Doel: Kopieer de lijst ongewijzigd, vanaf de eerste regel tot en met de regel met "- ohlc-bar: [653, 263, 659, 348]".

::: Ruwe lijst :::

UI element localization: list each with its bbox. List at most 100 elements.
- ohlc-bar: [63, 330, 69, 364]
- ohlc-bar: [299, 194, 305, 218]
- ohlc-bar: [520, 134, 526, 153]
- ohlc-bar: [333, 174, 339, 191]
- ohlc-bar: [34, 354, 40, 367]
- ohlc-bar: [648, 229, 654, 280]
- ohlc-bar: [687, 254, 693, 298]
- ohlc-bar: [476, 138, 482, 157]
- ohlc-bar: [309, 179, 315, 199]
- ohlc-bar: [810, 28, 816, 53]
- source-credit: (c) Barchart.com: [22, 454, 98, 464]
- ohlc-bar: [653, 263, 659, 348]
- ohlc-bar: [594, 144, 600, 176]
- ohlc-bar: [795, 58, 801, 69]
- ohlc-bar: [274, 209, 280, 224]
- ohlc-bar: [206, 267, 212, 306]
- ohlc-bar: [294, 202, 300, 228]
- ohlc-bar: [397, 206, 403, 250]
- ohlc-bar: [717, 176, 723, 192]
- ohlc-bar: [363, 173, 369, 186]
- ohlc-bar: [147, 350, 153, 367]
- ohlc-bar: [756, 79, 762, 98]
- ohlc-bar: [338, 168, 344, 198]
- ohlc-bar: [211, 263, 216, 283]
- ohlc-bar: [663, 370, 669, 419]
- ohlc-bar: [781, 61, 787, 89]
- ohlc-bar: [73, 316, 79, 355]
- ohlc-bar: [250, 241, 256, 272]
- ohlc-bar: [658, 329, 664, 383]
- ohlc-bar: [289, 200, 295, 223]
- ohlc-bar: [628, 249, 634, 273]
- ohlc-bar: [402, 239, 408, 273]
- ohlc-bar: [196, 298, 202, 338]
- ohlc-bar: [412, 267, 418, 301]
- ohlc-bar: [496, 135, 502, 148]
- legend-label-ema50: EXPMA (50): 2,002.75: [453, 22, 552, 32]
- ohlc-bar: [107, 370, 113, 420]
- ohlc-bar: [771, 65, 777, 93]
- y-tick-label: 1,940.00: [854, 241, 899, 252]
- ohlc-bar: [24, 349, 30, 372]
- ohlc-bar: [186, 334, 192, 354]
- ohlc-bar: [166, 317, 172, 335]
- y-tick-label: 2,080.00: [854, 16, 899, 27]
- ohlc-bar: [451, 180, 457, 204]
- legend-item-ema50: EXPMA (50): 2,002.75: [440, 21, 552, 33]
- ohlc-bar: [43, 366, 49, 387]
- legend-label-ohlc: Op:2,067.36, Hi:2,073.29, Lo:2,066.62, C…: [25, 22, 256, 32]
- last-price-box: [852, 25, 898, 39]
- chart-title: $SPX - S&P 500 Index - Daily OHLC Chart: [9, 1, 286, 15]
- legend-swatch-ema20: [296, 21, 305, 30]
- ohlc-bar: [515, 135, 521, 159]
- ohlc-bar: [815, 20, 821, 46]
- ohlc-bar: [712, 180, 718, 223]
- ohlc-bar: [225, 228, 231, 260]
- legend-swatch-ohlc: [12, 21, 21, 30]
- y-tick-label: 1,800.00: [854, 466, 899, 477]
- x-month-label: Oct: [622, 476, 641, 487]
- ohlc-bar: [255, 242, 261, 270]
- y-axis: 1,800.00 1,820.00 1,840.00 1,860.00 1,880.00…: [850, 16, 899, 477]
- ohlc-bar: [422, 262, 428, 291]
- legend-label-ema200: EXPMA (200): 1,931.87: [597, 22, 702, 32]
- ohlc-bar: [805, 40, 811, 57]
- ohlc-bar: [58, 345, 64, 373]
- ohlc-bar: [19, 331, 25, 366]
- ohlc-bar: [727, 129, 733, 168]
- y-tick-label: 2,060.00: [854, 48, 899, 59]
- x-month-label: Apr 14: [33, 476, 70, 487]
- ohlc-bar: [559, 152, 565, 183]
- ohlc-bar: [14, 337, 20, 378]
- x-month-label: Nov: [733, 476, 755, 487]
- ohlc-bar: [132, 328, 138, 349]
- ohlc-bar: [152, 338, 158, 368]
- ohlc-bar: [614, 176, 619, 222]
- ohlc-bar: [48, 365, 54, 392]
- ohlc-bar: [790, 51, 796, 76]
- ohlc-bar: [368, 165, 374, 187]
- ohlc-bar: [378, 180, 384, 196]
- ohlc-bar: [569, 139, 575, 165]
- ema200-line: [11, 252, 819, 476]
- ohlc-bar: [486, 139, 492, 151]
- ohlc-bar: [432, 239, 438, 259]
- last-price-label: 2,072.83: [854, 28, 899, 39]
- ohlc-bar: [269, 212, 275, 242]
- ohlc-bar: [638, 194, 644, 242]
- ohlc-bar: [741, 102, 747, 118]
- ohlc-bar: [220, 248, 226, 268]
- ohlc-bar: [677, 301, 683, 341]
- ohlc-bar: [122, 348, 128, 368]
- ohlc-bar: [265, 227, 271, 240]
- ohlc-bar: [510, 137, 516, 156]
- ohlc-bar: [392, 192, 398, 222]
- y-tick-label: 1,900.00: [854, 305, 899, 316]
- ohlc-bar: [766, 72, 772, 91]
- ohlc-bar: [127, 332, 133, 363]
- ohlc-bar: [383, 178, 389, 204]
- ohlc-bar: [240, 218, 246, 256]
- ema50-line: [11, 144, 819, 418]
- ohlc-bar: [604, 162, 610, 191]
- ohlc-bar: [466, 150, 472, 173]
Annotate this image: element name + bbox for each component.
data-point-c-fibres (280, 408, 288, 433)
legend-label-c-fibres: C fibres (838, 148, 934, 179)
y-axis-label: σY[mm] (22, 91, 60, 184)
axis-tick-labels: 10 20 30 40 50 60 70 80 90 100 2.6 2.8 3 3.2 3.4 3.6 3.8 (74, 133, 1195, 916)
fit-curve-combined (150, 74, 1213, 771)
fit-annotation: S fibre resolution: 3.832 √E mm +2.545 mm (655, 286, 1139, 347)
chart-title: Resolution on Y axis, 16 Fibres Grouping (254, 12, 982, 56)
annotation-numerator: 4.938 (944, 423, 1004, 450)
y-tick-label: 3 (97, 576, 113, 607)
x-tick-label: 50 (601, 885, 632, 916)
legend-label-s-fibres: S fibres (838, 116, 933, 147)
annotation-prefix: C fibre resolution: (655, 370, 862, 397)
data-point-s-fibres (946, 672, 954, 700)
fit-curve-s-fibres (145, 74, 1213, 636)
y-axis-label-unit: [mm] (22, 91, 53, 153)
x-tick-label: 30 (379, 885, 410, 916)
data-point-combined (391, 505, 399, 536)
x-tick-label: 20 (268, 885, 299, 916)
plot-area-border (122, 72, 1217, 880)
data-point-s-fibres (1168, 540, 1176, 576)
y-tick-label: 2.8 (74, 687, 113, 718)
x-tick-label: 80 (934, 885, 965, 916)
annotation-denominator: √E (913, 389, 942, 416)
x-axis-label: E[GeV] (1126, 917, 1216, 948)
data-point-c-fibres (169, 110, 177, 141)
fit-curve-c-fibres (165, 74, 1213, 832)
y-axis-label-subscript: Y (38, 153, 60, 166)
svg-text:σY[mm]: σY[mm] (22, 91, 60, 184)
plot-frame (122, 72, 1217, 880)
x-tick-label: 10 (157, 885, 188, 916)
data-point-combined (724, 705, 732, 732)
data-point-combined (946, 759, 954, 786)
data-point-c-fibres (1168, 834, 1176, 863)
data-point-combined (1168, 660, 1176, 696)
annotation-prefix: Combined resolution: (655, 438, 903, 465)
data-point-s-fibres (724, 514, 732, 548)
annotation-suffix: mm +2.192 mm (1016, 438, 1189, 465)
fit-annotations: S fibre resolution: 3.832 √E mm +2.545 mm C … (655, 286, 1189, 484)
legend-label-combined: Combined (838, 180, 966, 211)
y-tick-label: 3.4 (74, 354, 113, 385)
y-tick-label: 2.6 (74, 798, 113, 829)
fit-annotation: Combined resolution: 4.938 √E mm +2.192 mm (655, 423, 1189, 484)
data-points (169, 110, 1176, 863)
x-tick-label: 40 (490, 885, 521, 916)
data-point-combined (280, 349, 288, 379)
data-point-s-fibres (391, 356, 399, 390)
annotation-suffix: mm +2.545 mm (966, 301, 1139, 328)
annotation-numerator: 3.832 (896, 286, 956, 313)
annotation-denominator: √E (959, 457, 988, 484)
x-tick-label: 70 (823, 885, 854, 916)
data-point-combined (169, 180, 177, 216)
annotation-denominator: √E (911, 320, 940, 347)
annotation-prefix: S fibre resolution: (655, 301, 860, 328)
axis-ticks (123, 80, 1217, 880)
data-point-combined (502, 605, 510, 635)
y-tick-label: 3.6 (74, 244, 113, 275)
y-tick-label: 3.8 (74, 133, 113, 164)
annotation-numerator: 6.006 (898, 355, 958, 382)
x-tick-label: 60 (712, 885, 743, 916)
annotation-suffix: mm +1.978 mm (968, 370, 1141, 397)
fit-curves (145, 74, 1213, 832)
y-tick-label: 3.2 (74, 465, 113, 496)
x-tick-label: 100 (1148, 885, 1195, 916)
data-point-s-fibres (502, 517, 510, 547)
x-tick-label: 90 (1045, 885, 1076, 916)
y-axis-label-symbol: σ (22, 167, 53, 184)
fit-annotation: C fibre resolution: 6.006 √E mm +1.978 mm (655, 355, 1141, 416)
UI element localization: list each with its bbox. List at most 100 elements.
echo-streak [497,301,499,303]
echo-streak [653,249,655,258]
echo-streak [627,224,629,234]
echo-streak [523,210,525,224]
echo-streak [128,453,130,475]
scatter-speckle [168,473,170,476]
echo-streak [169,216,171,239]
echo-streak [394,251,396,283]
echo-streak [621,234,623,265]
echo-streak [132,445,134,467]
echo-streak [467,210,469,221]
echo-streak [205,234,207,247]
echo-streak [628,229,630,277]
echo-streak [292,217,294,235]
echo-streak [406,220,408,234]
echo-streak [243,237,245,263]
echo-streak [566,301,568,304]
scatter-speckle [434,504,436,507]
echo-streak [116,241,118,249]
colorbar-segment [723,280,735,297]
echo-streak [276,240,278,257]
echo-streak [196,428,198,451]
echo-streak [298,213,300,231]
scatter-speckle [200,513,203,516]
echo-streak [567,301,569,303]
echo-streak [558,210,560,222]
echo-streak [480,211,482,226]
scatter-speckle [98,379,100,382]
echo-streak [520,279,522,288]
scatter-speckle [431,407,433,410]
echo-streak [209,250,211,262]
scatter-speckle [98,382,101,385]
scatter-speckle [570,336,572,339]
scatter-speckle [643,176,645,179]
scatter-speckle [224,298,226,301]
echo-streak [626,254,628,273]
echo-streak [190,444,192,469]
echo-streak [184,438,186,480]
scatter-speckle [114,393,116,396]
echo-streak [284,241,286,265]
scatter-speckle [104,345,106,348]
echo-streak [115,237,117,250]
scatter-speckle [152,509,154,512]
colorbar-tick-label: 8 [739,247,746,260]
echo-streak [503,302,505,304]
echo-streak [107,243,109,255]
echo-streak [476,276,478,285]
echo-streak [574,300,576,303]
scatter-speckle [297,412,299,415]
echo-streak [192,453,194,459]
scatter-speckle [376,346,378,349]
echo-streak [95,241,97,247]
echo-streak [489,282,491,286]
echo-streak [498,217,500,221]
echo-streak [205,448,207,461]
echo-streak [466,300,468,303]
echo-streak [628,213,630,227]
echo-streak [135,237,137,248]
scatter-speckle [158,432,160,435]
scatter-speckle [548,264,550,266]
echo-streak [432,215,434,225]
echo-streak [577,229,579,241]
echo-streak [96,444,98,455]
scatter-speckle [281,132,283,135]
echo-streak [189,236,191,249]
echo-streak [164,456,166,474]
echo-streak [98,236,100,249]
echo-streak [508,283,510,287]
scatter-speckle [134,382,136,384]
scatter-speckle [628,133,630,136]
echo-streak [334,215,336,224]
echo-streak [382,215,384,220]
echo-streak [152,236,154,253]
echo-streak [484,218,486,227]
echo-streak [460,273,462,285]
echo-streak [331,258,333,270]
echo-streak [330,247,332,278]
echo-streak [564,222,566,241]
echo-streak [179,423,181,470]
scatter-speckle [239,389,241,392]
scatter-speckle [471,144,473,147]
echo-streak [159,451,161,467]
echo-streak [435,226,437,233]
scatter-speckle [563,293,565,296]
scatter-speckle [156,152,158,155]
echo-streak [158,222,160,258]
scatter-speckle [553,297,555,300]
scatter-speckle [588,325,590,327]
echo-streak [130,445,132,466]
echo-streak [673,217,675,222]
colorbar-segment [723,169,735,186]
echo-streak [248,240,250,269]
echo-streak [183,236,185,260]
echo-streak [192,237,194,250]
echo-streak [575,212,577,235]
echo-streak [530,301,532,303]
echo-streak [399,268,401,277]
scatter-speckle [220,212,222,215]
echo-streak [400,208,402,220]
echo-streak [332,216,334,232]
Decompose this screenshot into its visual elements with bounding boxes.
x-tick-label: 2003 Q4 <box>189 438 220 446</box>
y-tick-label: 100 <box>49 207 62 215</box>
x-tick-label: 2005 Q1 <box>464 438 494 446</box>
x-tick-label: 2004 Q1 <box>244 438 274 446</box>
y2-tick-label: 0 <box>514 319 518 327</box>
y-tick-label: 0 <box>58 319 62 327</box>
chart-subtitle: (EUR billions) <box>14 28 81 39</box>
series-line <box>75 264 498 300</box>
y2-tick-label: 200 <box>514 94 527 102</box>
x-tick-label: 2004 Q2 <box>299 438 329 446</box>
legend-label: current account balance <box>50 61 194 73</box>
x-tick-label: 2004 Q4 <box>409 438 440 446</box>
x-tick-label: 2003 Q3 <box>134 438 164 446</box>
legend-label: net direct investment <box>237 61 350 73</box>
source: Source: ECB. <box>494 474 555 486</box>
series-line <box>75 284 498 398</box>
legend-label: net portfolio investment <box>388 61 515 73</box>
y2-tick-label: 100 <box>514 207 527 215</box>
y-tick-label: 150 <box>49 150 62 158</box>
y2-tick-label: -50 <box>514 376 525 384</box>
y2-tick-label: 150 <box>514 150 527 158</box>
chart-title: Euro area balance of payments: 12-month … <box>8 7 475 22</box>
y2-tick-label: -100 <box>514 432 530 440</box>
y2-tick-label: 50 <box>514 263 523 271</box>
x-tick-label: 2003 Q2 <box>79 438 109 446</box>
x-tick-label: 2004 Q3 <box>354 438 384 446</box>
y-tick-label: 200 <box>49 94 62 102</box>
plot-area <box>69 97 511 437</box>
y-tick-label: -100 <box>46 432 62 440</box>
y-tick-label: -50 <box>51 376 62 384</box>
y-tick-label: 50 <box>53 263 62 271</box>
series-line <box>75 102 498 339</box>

:::

Eindresultaat:
UI element localization: list each with its bbox. List at most 100 elements.
- ohlc-bar: [63, 330, 69, 364]
- ohlc-bar: [299, 194, 305, 218]
- ohlc-bar: [520, 134, 526, 153]
- ohlc-bar: [333, 174, 339, 191]
- ohlc-bar: [34, 354, 40, 367]
- ohlc-bar: [648, 229, 654, 280]
- ohlc-bar: [687, 254, 693, 298]
- ohlc-bar: [476, 138, 482, 157]
- ohlc-bar: [309, 179, 315, 199]
- ohlc-bar: [810, 28, 816, 53]
- source-credit: (c) Barchart.com: [22, 454, 98, 464]
- ohlc-bar: [653, 263, 659, 348]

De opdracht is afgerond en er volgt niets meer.